▸ PASSAGE PROVIDED

------------------------------------------------------------

The picture above doesn't look remotely appetising, I'll admit. In fact, it looks like a well-worn sponge doesn't it? Well, that's half right, in a way. Seitan is like a sponge in that it absorbs flavours extremely easily. If you think its amazing that a bland block of tofu can absorb flavours, you're gonna go wild playing with seitam. From the way it's made to how it's used in a dish, you have the opportunity to make taste like anything you wish because it can take on any flavour you want. Jane made vegetarian char-siew (barbecued pork) with her seitan and she raved about how good it was. She didn't let me taste any (I assume she gobbled it up) but I believe her especially since she isn't a vegetarian and could have easily eaten actual meat dish.

------------------------------------------------------------

Element and region data:
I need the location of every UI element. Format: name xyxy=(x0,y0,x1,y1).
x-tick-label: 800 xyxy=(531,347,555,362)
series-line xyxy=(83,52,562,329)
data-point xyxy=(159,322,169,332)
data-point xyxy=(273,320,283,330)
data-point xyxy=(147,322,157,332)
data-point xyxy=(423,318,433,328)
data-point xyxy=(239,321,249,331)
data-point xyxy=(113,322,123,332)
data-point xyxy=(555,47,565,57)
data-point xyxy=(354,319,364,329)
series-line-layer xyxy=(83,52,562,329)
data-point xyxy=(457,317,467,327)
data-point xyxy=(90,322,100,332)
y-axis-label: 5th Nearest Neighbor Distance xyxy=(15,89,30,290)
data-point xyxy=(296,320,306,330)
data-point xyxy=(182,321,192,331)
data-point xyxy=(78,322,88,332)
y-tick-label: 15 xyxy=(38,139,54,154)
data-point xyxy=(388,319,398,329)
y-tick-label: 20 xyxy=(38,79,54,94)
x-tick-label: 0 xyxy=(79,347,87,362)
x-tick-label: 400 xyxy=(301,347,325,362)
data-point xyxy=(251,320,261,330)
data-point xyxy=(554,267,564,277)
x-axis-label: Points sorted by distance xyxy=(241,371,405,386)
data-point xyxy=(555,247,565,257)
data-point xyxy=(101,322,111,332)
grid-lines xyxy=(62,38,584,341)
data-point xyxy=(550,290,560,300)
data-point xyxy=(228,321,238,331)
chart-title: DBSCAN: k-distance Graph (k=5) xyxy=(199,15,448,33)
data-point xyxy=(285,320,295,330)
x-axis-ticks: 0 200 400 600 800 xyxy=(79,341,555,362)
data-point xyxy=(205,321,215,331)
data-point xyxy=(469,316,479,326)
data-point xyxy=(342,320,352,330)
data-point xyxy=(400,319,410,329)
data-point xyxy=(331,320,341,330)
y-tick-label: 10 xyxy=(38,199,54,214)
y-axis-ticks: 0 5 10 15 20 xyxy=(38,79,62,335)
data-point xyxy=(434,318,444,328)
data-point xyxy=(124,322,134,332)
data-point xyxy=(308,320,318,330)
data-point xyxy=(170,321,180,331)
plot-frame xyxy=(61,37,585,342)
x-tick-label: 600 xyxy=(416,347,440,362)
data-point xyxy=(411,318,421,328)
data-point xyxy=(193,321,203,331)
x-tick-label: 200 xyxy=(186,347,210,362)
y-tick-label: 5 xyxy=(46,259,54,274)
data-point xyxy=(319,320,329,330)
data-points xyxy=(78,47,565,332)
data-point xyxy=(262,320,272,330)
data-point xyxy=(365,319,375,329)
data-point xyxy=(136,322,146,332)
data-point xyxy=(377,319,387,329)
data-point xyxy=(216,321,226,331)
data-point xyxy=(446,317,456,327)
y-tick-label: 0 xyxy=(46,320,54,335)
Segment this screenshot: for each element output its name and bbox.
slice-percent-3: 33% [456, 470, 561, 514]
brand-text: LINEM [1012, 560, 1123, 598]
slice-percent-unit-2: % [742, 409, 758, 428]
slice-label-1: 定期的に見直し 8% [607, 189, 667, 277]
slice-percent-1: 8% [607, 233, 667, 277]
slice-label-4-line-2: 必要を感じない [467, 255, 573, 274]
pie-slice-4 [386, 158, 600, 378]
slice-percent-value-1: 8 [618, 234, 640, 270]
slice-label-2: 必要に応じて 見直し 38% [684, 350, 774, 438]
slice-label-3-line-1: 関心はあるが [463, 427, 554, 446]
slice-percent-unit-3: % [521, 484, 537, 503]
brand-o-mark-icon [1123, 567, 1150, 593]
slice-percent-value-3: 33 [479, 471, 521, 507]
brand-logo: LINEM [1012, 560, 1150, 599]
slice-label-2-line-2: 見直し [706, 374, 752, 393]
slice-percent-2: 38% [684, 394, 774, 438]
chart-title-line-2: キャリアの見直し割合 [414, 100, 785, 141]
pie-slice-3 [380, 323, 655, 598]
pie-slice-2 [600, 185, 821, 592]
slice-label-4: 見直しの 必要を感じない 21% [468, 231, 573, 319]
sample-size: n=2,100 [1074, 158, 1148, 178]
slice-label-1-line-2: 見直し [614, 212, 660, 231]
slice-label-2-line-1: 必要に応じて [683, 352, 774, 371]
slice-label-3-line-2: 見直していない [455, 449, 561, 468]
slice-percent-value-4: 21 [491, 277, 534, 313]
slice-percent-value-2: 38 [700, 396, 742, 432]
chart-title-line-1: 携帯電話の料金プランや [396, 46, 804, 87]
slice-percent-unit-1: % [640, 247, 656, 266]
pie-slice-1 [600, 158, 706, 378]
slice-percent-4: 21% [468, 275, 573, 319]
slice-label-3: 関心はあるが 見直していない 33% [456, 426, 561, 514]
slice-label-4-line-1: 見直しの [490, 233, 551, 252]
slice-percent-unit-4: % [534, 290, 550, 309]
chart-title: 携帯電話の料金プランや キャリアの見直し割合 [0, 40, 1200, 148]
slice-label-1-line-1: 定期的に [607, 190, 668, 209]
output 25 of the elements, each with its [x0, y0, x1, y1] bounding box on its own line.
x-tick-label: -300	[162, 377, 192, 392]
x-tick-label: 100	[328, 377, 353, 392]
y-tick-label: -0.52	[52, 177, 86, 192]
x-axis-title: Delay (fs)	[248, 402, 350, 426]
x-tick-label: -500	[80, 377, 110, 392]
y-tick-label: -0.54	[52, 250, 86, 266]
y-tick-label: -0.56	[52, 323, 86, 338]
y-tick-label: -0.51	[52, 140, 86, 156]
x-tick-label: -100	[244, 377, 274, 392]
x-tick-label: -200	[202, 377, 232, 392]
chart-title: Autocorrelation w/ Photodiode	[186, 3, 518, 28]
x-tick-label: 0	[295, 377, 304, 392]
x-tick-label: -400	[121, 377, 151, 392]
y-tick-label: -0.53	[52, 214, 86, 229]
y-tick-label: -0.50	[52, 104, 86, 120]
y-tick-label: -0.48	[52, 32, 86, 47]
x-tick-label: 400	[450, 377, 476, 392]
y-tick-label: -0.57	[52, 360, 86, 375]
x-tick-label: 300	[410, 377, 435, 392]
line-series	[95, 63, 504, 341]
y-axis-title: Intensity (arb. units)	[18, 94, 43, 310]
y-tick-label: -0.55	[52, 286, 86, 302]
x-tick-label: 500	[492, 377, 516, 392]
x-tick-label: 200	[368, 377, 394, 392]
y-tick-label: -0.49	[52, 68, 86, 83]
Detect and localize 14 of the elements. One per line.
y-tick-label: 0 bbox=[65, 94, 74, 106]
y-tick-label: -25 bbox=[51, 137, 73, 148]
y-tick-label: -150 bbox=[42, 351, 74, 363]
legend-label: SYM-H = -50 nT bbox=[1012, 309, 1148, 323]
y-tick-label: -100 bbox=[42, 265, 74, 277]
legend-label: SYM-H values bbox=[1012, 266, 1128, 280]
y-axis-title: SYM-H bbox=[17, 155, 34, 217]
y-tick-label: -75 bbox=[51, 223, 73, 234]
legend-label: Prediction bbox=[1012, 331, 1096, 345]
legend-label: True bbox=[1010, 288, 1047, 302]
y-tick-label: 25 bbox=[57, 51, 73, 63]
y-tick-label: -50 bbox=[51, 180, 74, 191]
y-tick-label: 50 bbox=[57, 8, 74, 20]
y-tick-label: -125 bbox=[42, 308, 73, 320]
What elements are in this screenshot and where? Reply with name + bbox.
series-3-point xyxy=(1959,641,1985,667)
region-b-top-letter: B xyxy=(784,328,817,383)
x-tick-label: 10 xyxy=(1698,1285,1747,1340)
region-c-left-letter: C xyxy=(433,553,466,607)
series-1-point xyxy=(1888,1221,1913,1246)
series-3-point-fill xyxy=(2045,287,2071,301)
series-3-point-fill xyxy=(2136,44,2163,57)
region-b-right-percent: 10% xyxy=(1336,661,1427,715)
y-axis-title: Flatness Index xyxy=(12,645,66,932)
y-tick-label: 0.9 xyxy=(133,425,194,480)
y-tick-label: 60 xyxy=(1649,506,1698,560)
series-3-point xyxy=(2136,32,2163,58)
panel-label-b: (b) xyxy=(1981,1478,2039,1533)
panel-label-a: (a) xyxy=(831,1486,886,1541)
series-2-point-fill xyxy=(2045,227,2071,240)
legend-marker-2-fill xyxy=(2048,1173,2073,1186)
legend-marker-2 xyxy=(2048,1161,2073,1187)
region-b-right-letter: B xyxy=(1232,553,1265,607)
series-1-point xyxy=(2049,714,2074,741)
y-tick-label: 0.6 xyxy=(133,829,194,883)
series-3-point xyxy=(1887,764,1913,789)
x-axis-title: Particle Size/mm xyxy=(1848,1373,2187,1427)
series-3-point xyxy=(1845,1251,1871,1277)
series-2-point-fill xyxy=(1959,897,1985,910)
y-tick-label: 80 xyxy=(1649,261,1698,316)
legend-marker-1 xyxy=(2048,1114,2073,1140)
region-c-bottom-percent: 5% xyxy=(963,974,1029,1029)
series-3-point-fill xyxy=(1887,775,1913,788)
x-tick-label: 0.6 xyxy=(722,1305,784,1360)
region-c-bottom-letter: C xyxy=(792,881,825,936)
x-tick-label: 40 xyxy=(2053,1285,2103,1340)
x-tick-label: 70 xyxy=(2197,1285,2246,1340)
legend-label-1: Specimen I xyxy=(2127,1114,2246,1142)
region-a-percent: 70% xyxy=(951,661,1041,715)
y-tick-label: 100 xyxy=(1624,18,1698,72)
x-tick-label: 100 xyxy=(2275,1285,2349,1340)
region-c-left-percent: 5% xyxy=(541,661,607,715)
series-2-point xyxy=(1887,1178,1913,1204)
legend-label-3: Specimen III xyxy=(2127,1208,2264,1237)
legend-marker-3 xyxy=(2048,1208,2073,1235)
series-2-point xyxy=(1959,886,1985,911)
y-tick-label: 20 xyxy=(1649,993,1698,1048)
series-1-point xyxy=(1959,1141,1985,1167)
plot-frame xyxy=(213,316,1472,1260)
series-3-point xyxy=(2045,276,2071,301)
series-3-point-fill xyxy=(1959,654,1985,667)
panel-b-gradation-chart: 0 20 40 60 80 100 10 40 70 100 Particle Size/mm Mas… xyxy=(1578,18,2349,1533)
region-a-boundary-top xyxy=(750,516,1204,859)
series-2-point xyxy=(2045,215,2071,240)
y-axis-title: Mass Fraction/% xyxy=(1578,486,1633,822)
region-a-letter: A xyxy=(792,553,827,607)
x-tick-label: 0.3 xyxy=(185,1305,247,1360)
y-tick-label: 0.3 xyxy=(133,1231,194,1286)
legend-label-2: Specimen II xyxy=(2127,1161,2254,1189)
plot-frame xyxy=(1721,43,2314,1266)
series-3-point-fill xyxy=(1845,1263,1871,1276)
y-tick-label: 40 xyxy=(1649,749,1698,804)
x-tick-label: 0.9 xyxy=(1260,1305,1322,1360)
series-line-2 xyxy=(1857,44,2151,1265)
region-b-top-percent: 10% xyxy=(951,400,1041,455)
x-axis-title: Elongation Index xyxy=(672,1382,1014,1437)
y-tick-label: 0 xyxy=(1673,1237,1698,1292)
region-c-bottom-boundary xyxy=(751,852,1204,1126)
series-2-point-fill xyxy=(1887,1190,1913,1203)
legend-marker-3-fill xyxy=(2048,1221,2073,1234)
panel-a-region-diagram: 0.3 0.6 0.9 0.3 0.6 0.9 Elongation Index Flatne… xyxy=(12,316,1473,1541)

------------------------------------------------------------

▸ SET PROBLEM 1
Format the records from their first line through the line containing "data-point xyxy=(113,322,123,332)" as a Markdown table with the columns No. and Line, skipping any blank lines.
▸ SET PROBLEM 2
Continue the passage about seitan from the point where it ends.

▸ RESPONSE 1
| No. | Line |
|---|---|
| 1 | I need the location of every UI element. Format: name xyxy=(x0,y0,x1,y1). |
| 2 | x-tick-label: 800 xyxy=(531,347,555,362) |
| 3 | series-line xyxy=(83,52,562,329) |
| 4 | data-point xyxy=(159,322,169,332) |
| 5 | data-point xyxy=(273,320,283,330) |
| 6 | data-point xyxy=(147,322,157,332) |
| 7 | data-point xyxy=(423,318,433,328) |
| 8 | data-point xyxy=(239,321,249,331) |
| 9 | data-point xyxy=(113,322,123,332) |

▸ RESPONSE 2
So back to the picture above. This is seitan in its initial stage of being: I mixed the wheat gluten (Which you can buy at baking supply stores and some organic shops) with sesame oil, water and my choice of seasoning: curry powder, cumin, caraway seeds, onion and garlic powder, nutritional yeast, soy sauce and salt. (You can choose your own seasoning; I know I will be experimenting with different herbs and spices my next time).

Once mixed, the gluten comes together to form a spongy dough which you need to knead for a bit to give it some elasticity. This also helps massage the flavour into the gluten better.

Once done, it is rested for a bit, cut into piece and drowned in stock: you cook the chunks of gluten dough in a full-bodied vegetable stock for about 40 mins. The result is what you see below.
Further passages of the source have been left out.